= EXERCISE INSTRUCTIONS =
Locate each line containing the string "this" and copy it out.

[Stored entries]
====
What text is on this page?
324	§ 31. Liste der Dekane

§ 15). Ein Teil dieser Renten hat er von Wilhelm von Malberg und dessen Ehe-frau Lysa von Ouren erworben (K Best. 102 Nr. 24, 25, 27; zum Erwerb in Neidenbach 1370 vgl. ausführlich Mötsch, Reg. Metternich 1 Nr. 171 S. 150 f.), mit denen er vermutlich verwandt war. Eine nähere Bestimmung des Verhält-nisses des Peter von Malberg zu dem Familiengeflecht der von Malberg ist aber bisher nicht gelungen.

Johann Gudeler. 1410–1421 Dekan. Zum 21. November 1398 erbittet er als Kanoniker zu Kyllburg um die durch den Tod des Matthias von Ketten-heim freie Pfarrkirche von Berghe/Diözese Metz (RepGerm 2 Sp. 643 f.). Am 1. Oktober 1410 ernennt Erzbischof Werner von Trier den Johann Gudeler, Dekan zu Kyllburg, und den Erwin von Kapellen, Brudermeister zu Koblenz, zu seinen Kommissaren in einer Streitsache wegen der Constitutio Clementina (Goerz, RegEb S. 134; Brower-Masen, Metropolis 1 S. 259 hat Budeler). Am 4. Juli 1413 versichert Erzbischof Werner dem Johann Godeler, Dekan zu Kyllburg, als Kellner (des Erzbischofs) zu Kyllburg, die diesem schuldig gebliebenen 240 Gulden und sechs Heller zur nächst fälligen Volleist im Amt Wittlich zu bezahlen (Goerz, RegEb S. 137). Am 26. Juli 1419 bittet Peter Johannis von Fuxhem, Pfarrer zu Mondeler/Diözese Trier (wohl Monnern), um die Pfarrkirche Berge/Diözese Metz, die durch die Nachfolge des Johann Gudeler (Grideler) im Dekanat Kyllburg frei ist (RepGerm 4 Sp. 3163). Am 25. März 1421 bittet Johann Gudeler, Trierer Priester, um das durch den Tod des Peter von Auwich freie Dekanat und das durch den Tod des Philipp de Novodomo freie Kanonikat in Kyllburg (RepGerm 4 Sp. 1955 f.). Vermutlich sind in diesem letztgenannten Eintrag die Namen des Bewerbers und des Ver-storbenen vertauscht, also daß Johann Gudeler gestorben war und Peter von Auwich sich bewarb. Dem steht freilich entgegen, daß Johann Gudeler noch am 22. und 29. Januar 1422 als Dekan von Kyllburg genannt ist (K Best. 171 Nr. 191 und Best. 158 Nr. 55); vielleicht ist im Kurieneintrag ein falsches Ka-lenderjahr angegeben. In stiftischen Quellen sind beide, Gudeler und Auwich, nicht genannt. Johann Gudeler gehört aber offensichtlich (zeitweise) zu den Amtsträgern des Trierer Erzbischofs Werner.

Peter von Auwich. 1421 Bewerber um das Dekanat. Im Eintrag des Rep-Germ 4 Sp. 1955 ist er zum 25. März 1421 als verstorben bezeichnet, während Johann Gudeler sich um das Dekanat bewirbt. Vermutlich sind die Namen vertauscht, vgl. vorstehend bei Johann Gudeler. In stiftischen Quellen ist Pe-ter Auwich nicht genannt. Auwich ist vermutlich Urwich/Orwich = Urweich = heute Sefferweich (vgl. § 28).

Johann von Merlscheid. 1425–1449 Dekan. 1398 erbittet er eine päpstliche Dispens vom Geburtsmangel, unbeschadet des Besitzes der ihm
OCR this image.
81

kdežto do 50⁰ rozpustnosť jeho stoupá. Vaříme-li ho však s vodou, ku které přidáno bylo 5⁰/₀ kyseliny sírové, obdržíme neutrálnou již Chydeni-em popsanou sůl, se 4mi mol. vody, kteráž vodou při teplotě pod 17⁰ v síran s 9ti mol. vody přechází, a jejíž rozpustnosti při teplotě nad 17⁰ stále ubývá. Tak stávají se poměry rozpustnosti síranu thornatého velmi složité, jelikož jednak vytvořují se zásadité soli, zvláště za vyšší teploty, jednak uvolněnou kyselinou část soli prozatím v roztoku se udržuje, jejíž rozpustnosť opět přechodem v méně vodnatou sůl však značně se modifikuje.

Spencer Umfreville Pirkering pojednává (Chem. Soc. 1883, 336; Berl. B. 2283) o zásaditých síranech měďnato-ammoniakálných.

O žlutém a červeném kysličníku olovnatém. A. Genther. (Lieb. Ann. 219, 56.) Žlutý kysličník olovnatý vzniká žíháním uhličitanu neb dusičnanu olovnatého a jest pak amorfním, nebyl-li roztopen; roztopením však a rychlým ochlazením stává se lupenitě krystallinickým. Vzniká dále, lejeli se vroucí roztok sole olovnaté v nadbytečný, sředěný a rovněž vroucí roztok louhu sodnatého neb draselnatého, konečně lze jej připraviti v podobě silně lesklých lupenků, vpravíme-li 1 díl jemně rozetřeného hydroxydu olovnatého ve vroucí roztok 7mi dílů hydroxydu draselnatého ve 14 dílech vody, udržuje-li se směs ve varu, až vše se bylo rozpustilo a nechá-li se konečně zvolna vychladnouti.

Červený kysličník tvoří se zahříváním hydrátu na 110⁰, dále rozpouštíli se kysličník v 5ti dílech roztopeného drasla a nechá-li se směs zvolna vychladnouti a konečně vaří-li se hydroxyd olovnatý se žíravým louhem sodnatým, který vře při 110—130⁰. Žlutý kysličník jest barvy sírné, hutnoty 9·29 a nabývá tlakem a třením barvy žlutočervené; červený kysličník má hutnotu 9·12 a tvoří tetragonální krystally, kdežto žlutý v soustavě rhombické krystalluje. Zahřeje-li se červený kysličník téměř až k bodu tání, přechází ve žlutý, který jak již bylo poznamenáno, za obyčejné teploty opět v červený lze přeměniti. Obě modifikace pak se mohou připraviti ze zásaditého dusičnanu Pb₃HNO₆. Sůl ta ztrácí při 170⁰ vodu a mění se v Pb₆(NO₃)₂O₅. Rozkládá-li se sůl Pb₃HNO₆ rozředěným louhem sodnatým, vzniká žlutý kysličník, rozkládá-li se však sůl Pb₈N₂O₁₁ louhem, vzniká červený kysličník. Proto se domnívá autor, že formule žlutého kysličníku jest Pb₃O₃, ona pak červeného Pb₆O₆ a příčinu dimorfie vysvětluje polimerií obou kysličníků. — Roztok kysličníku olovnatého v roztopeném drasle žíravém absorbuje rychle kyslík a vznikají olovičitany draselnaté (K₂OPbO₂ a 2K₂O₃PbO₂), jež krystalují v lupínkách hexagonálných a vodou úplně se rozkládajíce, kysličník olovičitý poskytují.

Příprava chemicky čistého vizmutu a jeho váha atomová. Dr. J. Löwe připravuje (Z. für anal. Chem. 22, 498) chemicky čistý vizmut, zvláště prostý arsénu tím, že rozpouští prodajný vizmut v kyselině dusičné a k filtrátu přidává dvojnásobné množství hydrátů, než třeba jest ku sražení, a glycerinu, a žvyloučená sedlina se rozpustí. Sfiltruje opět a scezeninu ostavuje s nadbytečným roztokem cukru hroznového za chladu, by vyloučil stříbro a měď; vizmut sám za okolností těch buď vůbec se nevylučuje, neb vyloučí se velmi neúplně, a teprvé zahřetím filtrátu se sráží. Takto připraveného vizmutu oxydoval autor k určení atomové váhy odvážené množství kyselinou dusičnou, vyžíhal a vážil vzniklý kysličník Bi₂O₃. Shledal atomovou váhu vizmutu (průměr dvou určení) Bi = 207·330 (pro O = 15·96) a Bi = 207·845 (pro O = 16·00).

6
====
= RESPONSE =
What text is on this page?
OCR this image.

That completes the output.